___ PROVIDED DATA ___

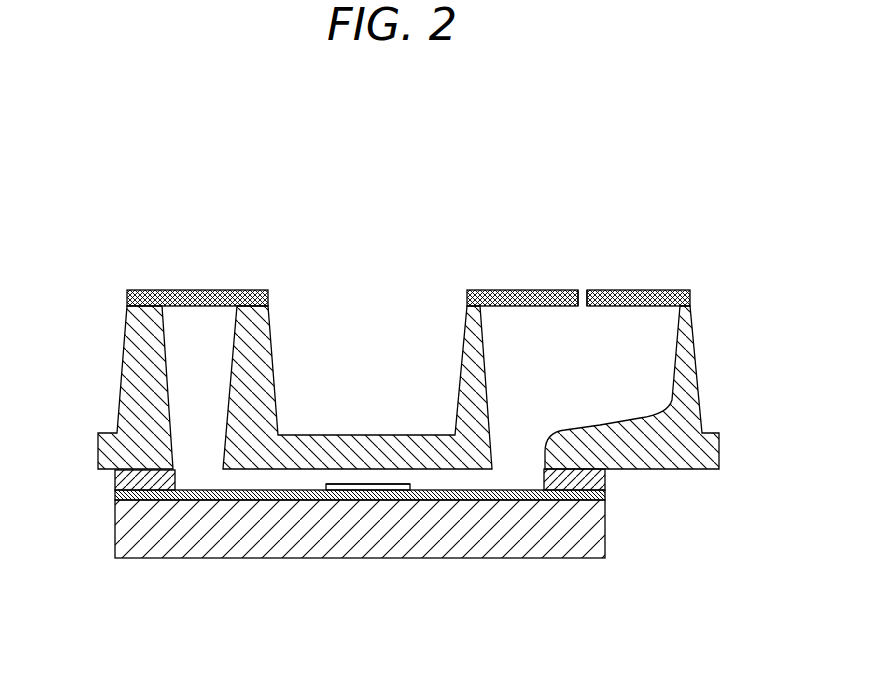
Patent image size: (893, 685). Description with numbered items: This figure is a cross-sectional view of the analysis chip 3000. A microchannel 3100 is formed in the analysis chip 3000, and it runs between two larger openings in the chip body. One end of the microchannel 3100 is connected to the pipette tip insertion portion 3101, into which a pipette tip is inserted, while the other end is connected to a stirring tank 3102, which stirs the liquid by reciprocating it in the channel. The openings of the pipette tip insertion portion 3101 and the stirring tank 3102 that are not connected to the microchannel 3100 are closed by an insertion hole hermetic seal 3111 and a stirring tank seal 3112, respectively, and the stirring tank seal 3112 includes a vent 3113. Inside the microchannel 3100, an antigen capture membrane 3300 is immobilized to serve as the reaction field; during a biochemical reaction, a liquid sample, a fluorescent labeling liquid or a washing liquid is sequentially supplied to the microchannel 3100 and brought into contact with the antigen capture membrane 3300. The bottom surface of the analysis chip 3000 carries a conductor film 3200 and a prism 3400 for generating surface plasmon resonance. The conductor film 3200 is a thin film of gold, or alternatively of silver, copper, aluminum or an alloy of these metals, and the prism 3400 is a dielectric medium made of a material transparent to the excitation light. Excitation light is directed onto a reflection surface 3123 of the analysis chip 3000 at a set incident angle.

The analysis chip 3000 is at (114, 198).
The microchannel 3100 is at (263, 478).
The pipette tip insertion portion 3101 is at (177, 365).
The stirring tank 3102 is at (660, 363).
The insertion hole hermetic seal 3111 is at (242, 290).
The stirring tank seal 3112 is at (668, 290).
The vent 3113 is at (583, 297).
The reflection surface 3123 is at (367, 482).
The conductor film 3200 is at (605, 497).
The antigen capture membrane 3300 is at (360, 484).
The prism 3400 is at (493, 547).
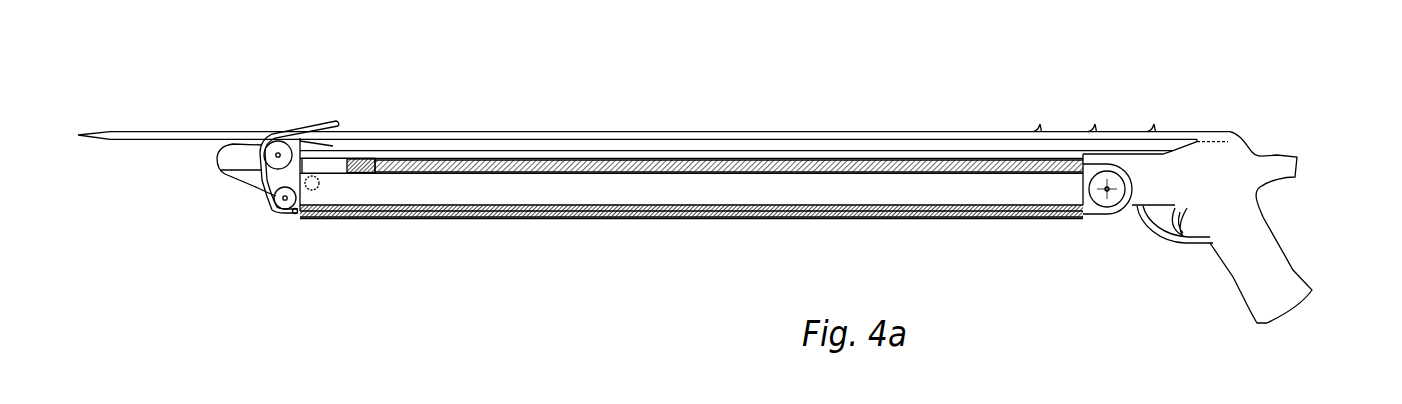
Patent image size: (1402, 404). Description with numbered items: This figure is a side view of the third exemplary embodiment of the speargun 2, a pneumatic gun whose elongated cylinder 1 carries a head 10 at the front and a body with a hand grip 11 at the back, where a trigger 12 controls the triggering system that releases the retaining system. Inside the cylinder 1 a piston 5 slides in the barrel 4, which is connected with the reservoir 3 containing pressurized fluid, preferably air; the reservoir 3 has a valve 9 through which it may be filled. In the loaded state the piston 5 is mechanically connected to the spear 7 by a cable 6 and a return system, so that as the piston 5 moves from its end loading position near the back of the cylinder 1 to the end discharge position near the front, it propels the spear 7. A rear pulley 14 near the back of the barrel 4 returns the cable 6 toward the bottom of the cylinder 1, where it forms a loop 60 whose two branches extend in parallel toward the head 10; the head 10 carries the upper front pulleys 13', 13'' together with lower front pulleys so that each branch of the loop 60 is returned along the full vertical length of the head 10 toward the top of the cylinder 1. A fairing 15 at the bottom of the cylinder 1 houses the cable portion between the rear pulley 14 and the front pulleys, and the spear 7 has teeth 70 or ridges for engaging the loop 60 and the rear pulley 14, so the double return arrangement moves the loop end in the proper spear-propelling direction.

The cylinder 1 is at (710, 157).
The speargun 2 is at (620, 386).
The reservoir 3 is at (1012, 190).
The barrel 4 is at (833, 157).
The piston 5 is at (378, 170).
The cable 6 is at (638, 175).
The spear 7 is at (580, 131).
The valve 9 is at (312, 190).
The head 10 is at (233, 157).
The hand grip 11 is at (1263, 250).
The trigger 12 is at (1180, 220).
The upper front pulley 13' is at (233, 102).
The upper front pulley 13'' is at (263, 246).
The rear pulley 14 is at (1107, 205).
The fairing 15 is at (540, 218).
The loop 60 is at (327, 118).
The teeth 70 is at (1037, 128).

___

=== THE EXERCISE ===
Put the lines above into a Markdown table with two columns, "Row" and "Line," giving each row a number and omitting blank lines. Leave the pictures out of the table.

=== ANSWER TO THIS TASK ===
| Row | Line |
|---|---|
| 1 | Patent image size: (893, 685). Description with numbered items: This figure is a cross-sectional view of the analysis chip 3000. A microchannel 3100 is formed in the analysis chip 3000, and it runs between two larger openings in the chip body. One end of the microchannel 3100 is connected to the pipette tip insertion portion 3101, into which a pipette tip is inserted, while the other end is connected to a stirring tank 3102, which stirs the liquid by reciprocating it in the channel. The openings of the pipette tip insertion portion 3101 and the stirring tank 3102 that are not connected to the microchannel 3100 are closed by an insertion hole hermetic seal 3111 and a stirring tank seal 3112, respectively, and the stirring tank seal 3112 includes a vent 3113. Inside the microchannel 3100, an antigen capture membrane 3300 is immobilized to serve as the reaction field; during a biochemical reaction, a liquid sample, a fluorescent labeling liquid or a washing liquid is sequentially supplied to the microchannel 3100 and brought into contact with the antigen capture membrane 3300. The bottom surface of the analysis chip 3000 carries a conductor film 3200 and a prism 3400 for generating surface plasmon resonance. The conductor film 3200 is a thin film of gold, or alternatively of silver, copper, aluminum or an alloy of these metals, and the prism 3400 is a dielectric medium made of a material transparent to the excitation light. Excitation light is directed onto a reflection surface 3123 of the analysis chip 3000 at a set incident angle. |
| 2 | The analysis chip 3000 is at (114, 198). |
| 3 | The microchannel 3100 is at (263, 478). |
| 4 | The pipette tip insertion portion 3101 is at (177, 365). |
| 5 | The stirring tank 3102 is at (660, 363). |
| 6 | The insertion hole hermetic seal 3111 is at (242, 290). |
| 7 | The stirring tank seal 3112 is at (668, 290). |
| 8 | The vent 3113 is at (583, 297). |
| 9 | The reflection surface 3123 is at (367, 482). |
| 10 | The conductor film 3200 is at (605, 497). |
| 11 | The antigen capture membrane 3300 is at (360, 484). |
| 12 | The prism 3400 is at (493, 547). |
| 13 | Patent image size: (1402, 404). Description with numbered items: This figure is a side view of the third exemplary embodiment of the speargun 2, a pneumatic gun whose elongated cylinder 1 carries a head 10 at the front and a body with a hand grip 11 at the back, where a trigger 12 controls the triggering system that releases the retaining system. Inside the cylinder 1 a piston 5 slides in the barrel 4, which is connected with the reservoir 3 containing pressurized fluid, preferably air; the reservoir 3 has a valve 9 through which it may be filled. In the loaded state the piston 5 is mechanically connected to the spear 7 by a cable 6 and a return system, so that as the piston 5 moves from its end loading position near the back of the cylinder 1 to the end discharge position near the front, it propels the spear 7. A rear pulley 14 near the back of the barrel 4 returns the cable 6 toward the bottom of the cylinder 1, where it forms a loop 60 whose two branches extend in parallel toward the head 10; the head 10 carries the upper front pulleys 13', 13'' together with lower front pulleys so that each branch of the loop 60 is returned along the full vertical length of the head 10 toward the top of the cylinder 1. A fairing 15 at the bottom of the cylinder 1 houses the cable portion between the rear pulley 14 and the front pulleys, and the spear 7 has teeth 70 or ridges for engaging the loop 60 and the rear pulley 14, so the double return arrangement moves the loop end in the proper spear-propelling direction. |
| 14 | The cylinder 1 is at (710, 157). |
| 15 | The speargun 2 is at (620, 386). |
| 16 | The reservoir 3 is at (1012, 190). |
| 17 | The barrel 4 is at (833, 157). |
| 18 | The piston 5 is at (378, 170). |
| 19 | The cable 6 is at (638, 175). |
| 20 | The spear 7 is at (580, 131). |
| 21 | The valve 9 is at (312, 190). |
| 22 | The head 10 is at (233, 157). |
| 23 | The hand grip 11 is at (1263, 250). |
| 24 | The trigger 12 is at (1180, 220). |
| 25 | The upper front pulley 13' is at (233, 102). |
| 26 | The upper front pulley 13'' is at (263, 246). |
| 27 | The rear pulley 14 is at (1107, 205). |
| 28 | The fairing 15 is at (540, 218). |
| 29 | The loop 60 is at (327, 118). |
| 30 | The teeth 70 is at (1037, 128). |